Short task: Skip the images and copy each record exactly as written.

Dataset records
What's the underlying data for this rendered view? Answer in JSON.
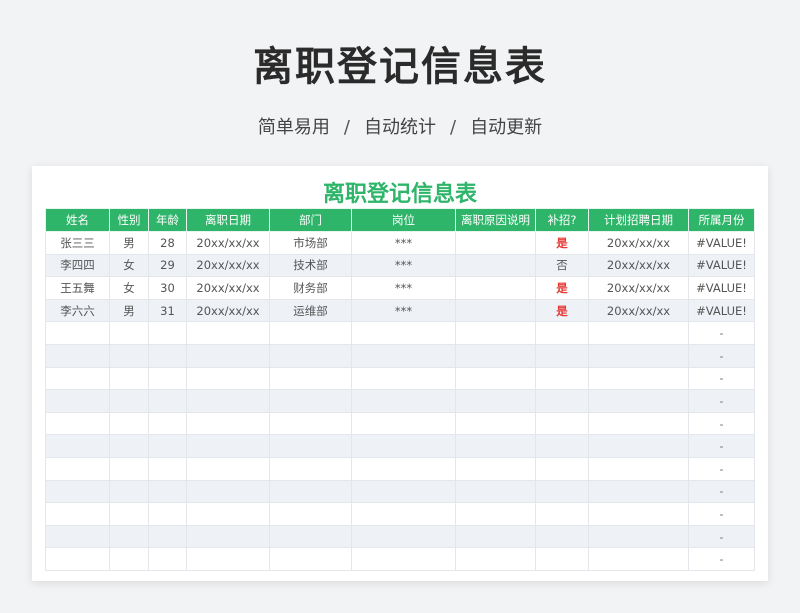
{
  "page": {
    "title": "离职登记信息表",
    "subtitle": [
      "简单易用",
      "自动统计",
      "自动更新"
    ],
    "separator": "/"
  },
  "sheet": {
    "title": "离职登记信息表",
    "accent_color": "#2eb56a",
    "headers": [
      "姓名",
      "性别",
      "年龄",
      "离职日期",
      "部门",
      "岗位",
      "离职原因说明",
      "补招?",
      "计划招聘日期",
      "所属月份"
    ],
    "rows": [
      {
        "name": "张三三",
        "gender": "男",
        "age": "28",
        "leave_date": "20xx/xx/xx",
        "dept": "市场部",
        "position": "***",
        "reason": "",
        "rehire": "是",
        "plan_date": "20xx/xx/xx",
        "month": "#VALUE!"
      },
      {
        "name": "李四四",
        "gender": "女",
        "age": "29",
        "leave_date": "20xx/xx/xx",
        "dept": "技术部",
        "position": "***",
        "reason": "",
        "rehire": "否",
        "plan_date": "20xx/xx/xx",
        "month": "#VALUE!"
      },
      {
        "name": "王五舞",
        "gender": "女",
        "age": "30",
        "leave_date": "20xx/xx/xx",
        "dept": "财务部",
        "position": "***",
        "reason": "",
        "rehire": "是",
        "plan_date": "20xx/xx/xx",
        "month": "#VALUE!"
      },
      {
        "name": "李六六",
        "gender": "男",
        "age": "31",
        "leave_date": "20xx/xx/xx",
        "dept": "运维部",
        "position": "***",
        "reason": "",
        "rehire": "是",
        "plan_date": "20xx/xx/xx",
        "month": "#VALUE!"
      }
    ],
    "empty_rows": 11,
    "empty_month_value": "-"
  }
}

Answer:
What's the underlying data for this rendered view? Answer in JSON.
{
  "page": {
    "title": "离职登记信息表",
    "subtitle": [
      "简单易用",
      "自动统计",
      "自动更新"
    ],
    "separator": "/"
  },
  "sheet": {
    "title": "离职登记信息表",
    "accent_color": "#2eb56a",
    "headers": [
      "姓名",
      "性别",
      "年龄",
      "离职日期",
      "部门",
      "岗位",
      "离职原因说明",
      "补招?",
      "计划招聘日期",
      "所属月份"
    ],
    "rows": [
      {
        "name": "张三三",
        "gender": "男",
        "age": "28",
        "leave_date": "20xx/xx/xx",
        "dept": "市场部",
        "position": "***",
        "reason": "",
        "rehire": "是",
        "plan_date": "20xx/xx/xx",
        "month": "#VALUE!"
      },
      {
        "name": "李四四",
        "gender": "女",
        "age": "29",
        "leave_date": "20xx/xx/xx",
        "dept": "技术部",
        "position": "***",
        "reason": "",
        "rehire": "否",
        "plan_date": "20xx/xx/xx",
        "month": "#VALUE!"
      },
      {
        "name": "王五舞",
        "gender": "女",
        "age": "30",
        "leave_date": "20xx/xx/xx",
        "dept": "财务部",
        "position": "***",
        "reason": "",
        "rehire": "是",
        "plan_date": "20xx/xx/xx",
        "month": "#VALUE!"
      },
      {
        "name": "李六六",
        "gender": "男",
        "age": "31",
        "leave_date": "20xx/xx/xx",
        "dept": "运维部",
        "position": "***",
        "reason": "",
        "rehire": "是",
        "plan_date": "20xx/xx/xx",
        "month": "#VALUE!"
      }
    ],
    "empty_rows": 11,
    "empty_month_value": "-"
  }
}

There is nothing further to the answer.